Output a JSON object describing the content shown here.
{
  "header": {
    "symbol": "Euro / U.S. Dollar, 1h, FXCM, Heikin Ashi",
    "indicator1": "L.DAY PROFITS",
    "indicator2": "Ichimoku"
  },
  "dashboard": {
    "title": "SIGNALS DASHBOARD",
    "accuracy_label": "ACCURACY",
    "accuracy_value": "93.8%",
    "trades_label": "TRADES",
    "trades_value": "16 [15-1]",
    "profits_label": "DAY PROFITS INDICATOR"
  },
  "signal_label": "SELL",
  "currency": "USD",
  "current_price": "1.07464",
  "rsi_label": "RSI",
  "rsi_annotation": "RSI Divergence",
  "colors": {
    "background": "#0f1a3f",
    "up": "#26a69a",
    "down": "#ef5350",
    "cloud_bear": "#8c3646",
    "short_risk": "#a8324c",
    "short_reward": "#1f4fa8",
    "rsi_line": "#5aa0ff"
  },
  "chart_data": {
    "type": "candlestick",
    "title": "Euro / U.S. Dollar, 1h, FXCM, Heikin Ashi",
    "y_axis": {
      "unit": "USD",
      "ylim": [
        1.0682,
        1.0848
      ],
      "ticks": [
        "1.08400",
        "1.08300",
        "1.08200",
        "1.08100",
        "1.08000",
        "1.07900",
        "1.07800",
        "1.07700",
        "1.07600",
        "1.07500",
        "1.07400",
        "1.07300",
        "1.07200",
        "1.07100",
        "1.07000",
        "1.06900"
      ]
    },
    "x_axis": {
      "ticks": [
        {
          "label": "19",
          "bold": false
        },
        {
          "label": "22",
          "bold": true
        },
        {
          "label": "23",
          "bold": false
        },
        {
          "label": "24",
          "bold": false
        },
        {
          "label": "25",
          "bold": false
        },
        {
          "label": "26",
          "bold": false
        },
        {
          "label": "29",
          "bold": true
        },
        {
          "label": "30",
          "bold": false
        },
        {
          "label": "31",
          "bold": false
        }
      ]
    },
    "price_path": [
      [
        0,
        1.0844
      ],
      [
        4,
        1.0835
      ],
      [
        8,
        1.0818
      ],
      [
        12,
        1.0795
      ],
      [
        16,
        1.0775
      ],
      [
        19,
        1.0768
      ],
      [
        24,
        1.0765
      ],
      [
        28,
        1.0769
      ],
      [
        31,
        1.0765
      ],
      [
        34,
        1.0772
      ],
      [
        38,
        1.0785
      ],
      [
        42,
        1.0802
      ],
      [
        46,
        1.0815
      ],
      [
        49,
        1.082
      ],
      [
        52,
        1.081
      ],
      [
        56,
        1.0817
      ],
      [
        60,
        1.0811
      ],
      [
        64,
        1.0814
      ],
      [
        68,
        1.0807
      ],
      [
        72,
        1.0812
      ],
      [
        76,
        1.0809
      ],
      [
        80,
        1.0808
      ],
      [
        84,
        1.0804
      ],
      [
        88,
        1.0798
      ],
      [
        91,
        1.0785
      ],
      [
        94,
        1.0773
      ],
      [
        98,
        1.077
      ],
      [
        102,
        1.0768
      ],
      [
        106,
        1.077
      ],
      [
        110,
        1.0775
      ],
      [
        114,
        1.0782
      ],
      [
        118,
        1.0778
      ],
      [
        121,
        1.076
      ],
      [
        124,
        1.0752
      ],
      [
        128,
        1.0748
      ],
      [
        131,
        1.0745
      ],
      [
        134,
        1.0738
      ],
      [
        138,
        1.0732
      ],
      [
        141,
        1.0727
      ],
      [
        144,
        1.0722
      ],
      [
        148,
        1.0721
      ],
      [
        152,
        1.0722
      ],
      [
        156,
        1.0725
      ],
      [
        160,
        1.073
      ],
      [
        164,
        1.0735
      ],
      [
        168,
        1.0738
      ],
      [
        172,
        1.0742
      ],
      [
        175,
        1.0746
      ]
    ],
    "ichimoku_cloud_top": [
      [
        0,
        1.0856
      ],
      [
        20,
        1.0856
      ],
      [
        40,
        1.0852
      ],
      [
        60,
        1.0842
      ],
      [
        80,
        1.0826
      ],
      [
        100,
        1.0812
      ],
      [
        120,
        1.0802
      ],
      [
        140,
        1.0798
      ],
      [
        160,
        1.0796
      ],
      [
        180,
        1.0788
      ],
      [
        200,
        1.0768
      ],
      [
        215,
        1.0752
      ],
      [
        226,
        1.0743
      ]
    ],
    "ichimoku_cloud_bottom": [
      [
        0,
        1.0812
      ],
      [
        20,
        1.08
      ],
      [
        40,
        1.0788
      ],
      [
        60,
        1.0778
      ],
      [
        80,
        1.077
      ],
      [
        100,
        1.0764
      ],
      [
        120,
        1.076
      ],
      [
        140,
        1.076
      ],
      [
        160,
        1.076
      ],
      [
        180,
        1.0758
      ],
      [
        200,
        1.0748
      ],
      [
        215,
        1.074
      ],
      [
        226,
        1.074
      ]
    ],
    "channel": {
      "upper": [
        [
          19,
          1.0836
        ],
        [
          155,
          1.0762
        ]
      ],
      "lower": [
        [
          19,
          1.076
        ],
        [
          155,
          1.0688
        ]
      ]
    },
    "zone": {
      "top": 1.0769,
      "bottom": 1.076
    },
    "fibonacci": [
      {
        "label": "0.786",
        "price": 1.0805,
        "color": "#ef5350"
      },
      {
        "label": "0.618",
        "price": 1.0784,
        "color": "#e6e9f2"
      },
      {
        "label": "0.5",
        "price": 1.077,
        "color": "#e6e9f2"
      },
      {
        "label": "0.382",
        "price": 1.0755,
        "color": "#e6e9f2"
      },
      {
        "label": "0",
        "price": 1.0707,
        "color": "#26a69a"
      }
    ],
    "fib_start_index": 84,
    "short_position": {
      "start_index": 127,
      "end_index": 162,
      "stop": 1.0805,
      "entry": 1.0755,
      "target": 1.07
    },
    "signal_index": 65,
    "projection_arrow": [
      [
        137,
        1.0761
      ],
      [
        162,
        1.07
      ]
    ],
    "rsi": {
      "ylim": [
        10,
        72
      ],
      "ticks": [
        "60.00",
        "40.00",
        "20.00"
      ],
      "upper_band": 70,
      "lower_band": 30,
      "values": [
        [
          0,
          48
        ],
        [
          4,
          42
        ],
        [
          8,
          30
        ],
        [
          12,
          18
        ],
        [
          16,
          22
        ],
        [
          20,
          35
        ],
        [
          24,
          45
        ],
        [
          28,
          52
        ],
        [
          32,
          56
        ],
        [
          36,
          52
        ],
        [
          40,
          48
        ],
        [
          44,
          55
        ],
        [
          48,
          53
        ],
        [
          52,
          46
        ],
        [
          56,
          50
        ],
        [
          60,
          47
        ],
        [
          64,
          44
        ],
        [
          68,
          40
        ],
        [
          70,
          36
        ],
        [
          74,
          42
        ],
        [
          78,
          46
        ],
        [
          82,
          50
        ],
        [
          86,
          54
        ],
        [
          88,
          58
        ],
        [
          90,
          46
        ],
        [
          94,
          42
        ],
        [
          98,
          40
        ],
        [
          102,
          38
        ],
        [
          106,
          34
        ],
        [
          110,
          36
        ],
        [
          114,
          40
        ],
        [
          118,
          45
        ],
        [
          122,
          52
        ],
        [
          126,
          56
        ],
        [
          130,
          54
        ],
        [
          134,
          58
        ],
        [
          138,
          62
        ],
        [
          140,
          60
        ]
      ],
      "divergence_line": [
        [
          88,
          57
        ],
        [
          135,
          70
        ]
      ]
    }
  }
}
+ + + + + + +
### Given request
Print the whole listing again, exactly.

### Answer to this task
Output a JSON object describing the content shown here.
{
  "header": {
    "symbol": "Euro / U.S. Dollar, 1h, FXCM, Heikin Ashi",
    "indicator1": "L.DAY PROFITS",
    "indicator2": "Ichimoku"
  },
  "dashboard": {
    "title": "SIGNALS DASHBOARD",
    "accuracy_label": "ACCURACY",
    "accuracy_value": "93.8%",
    "trades_label": "TRADES",
    "trades_value": "16 [15-1]",
    "profits_label": "DAY PROFITS INDICATOR"
  },
  "signal_label": "SELL",
  "currency": "USD",
  "current_price": "1.07464",
  "rsi_label": "RSI",
  "rsi_annotation": "RSI Divergence",
  "colors": {
    "background": "#0f1a3f",
    "up": "#26a69a",
    "down": "#ef5350",
    "cloud_bear": "#8c3646",
    "short_risk": "#a8324c",
    "short_reward": "#1f4fa8",
    "rsi_line": "#5aa0ff"
  },
  "chart_data": {
    "type": "candlestick",
    "title": "Euro / U.S. Dollar, 1h, FXCM, Heikin Ashi",
    "y_axis": {
      "unit": "USD",
      "ylim": [
        1.0682,
        1.0848
      ],
      "ticks": [
        "1.08400",
        "1.08300",
        "1.08200",
        "1.08100",
        "1.08000",
        "1.07900",
        "1.07800",
        "1.07700",
        "1.07600",
        "1.07500",
        "1.07400",
        "1.07300",
        "1.07200",
        "1.07100",
        "1.07000",
        "1.06900"
      ]
    },
    "x_axis": {
      "ticks": [
        {
          "label": "19",
          "bold": false
        },
        {
          "label": "22",
          "bold": true
        },
        {
          "label": "23",
          "bold": false
        },
        {
          "label": "24",
          "bold": false
        },
        {
          "label": "25",
          "bold": false
        },
        {
          "label": "26",
          "bold": false
        },
        {
          "label": "29",
          "bold": true
        },
        {
          "label": "30",
          "bold": false
        },
        {
          "label": "31",
          "bold": false
        }
      ]
    },
    "price_path": [
      [
        0,
        1.0844
      ],
      [
        4,
        1.0835
      ],
      [
        8,
        1.0818
      ],
      [
        12,
        1.0795
      ],
      [
        16,
        1.0775
      ],
      [
        19,
        1.0768
      ],
      [
        24,
        1.0765
      ],
      [
        28,
        1.0769
      ],
      [
        31,
        1.0765
      ],
      [
        34,
        1.0772
      ],
      [
        38,
        1.0785
      ],
      [
        42,
        1.0802
      ],
      [
        46,
        1.0815
      ],
      [
        49,
        1.082
      ],
      [
        52,
        1.081
      ],
      [
        56,
        1.0817
      ],
      [
        60,
        1.0811
      ],
      [
        64,
        1.0814
      ],
      [
        68,
        1.0807
      ],
      [
        72,
        1.0812
      ],
      [
        76,
        1.0809
      ],
      [
        80,
        1.0808
      ],
      [
        84,
        1.0804
      ],
      [
        88,
        1.0798
      ],
      [
        91,
        1.0785
      ],
      [
        94,
        1.0773
      ],
      [
        98,
        1.077
      ],
      [
        102,
        1.0768
      ],
      [
        106,
        1.077
      ],
      [
        110,
        1.0775
      ],
      [
        114,
        1.0782
      ],
      [
        118,
        1.0778
      ],
      [
        121,
        1.076
      ],
      [
        124,
        1.0752
      ],
      [
        128,
        1.0748
      ],
      [
        131,
        1.0745
      ],
      [
        134,
        1.0738
      ],
      [
        138,
        1.0732
      ],
      [
        141,
        1.0727
      ],
      [
        144,
        1.0722
      ],
      [
        148,
        1.0721
      ],
      [
        152,
        1.0722
      ],
      [
        156,
        1.0725
      ],
      [
        160,
        1.073
      ],
      [
        164,
        1.0735
      ],
      [
        168,
        1.0738
      ],
      [
        172,
        1.0742
      ],
      [
        175,
        1.0746
      ]
    ],
    "ichimoku_cloud_top": [
      [
        0,
        1.0856
      ],
      [
        20,
        1.0856
      ],
      [
        40,
        1.0852
      ],
      [
        60,
        1.0842
      ],
      [
        80,
        1.0826
      ],
      [
        100,
        1.0812
      ],
      [
        120,
        1.0802
      ],
      [
        140,
        1.0798
      ],
      [
        160,
        1.0796
      ],
      [
        180,
        1.0788
      ],
      [
        200,
        1.0768
      ],
      [
        215,
        1.0752
      ],
      [
        226,
        1.0743
      ]
    ],
    "ichimoku_cloud_bottom": [
      [
        0,
        1.0812
      ],
      [
        20,
        1.08
      ],
      [
        40,
        1.0788
      ],
      [
        60,
        1.0778
      ],
      [
        80,
        1.077
      ],
      [
        100,
        1.0764
      ],
      [
        120,
        1.076
      ],
      [
        140,
        1.076
      ],
      [
        160,
        1.076
      ],
      [
        180,
        1.0758
      ],
      [
        200,
        1.0748
      ],
      [
        215,
        1.074
      ],
      [
        226,
        1.074
      ]
    ],
    "channel": {
      "upper": [
        [
          19,
          1.0836
        ],
        [
          155,
          1.0762
        ]
      ],
      "lower": [
        [
          19,
          1.076
        ],
        [
          155,
          1.0688
        ]
      ]
    },
    "zone": {
      "top": 1.0769,
      "bottom": 1.076
    },
    "fibonacci": [
      {
        "label": "0.786",
        "price": 1.0805,
        "color": "#ef5350"
      },
      {
        "label": "0.618",
        "price": 1.0784,
        "color": "#e6e9f2"
      },
      {
        "label": "0.5",
        "price": 1.077,
        "color": "#e6e9f2"
      },
      {
        "label": "0.382",
        "price": 1.0755,
        "color": "#e6e9f2"
      },
      {
        "label": "0",
        "price": 1.0707,
        "color": "#26a69a"
      }
    ],
    "fib_start_index": 84,
    "short_position": {
      "start_index": 127,
      "end_index": 162,
      "stop": 1.0805,
      "entry": 1.0755,
      "target": 1.07
    },
    "signal_index": 65,
    "projection_arrow": [
      [
        137,
        1.0761
      ],
      [
        162,
        1.07
      ]
    ],
    "rsi": {
      "ylim": [
        10,
        72
      ],
      "ticks": [
        "60.00",
        "40.00",
        "20.00"
      ],
      "upper_band": 70,
      "lower_band": 30,
      "values": [
        [
          0,
          48
        ],
        [
          4,
          42
        ],
        [
          8,
          30
        ],
        [
          12,
          18
        ],
        [
          16,
          22
        ],
        [
          20,
          35
        ],
        [
          24,
          45
        ],
        [
          28,
          52
        ],
        [
          32,
          56
        ],
        [
          36,
          52
        ],
        [
          40,
          48
        ],
        [
          44,
          55
        ],
        [
          48,
          53
        ],
        [
          52,
          46
        ],
        [
          56,
          50
        ],
        [
          60,
          47
        ],
        [
          64,
          44
        ],
        [
          68,
          40
        ],
        [
          70,
          36
        ],
        [
          74,
          42
        ],
        [
          78,
          46
        ],
        [
          82,
          50
        ],
        [
          86,
          54
        ],
        [
          88,
          58
        ],
        [
          90,
          46
        ],
        [
          94,
          42
        ],
        [
          98,
          40
        ],
        [
          102,
          38
        ],
        [
          106,
          34
        ],
        [
          110,
          36
        ],
        [
          114,
          40
        ],
        [
          118,
          45
        ],
        [
          122,
          52
        ],
        [
          126,
          56
        ],
        [
          130,
          54
        ],
        [
          134,
          58
        ],
        [
          138,
          62
        ],
        [
          140,
          60
        ]
      ],
      "divergence_line": [
        [
          88,
          57
        ],
        [
          135,
          70
        ]
      ]
    }
  }
}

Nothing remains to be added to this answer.